• Task requirements: Collect all lines from the listing that include the string "помещениями".

• Data entries:
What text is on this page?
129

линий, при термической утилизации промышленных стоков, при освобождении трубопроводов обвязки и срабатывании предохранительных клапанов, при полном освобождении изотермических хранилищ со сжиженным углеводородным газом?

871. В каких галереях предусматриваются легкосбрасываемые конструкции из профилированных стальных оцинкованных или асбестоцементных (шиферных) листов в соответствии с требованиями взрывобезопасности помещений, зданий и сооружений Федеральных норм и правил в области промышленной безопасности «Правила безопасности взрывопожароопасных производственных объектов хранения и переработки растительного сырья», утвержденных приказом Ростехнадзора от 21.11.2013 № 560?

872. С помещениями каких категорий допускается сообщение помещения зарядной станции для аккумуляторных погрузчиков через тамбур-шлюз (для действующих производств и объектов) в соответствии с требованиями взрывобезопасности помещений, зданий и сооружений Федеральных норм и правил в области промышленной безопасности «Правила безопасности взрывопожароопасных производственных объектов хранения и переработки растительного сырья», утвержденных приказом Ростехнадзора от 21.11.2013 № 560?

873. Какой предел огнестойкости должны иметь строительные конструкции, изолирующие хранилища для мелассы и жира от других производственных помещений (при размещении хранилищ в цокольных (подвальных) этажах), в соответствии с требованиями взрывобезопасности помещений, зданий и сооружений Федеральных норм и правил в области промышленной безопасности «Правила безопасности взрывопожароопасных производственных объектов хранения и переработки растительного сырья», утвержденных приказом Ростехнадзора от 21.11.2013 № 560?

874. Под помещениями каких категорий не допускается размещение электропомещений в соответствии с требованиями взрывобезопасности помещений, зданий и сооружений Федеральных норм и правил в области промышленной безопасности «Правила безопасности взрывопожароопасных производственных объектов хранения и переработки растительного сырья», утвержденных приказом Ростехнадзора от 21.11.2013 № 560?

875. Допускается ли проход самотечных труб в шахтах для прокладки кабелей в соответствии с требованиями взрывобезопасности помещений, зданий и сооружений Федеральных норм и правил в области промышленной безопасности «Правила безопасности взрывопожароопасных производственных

• Answer:
872. С помещениями каких категорий допускается сообщение помещения зарядной станции для аккумуляторных погрузчиков через тамбур-шлюз (для действующих производств и объектов) в соответствии с требованиями взрывобезопасности помещений, зданий и сооружений Федеральных норм и правил в области промышленной безопасности «Правила безопасности взрывопожароопасных производственных объектов хранения и переработки растительного сырья», утвержденных приказом Ростехнадзора от 21.11.2013 № 560?
874. Под помещениями каких категорий не допускается размещение электропомещений в соответствии с требованиями взрывобезопасности помещений, зданий и сооружений Федеральных норм и правил в области промышленной безопасности «Правила безопасности взрывопожароопасных производственных объектов хранения и переработки растительного сырья», утвержденных приказом Ростехнадзора от 21.11.2013 № 560?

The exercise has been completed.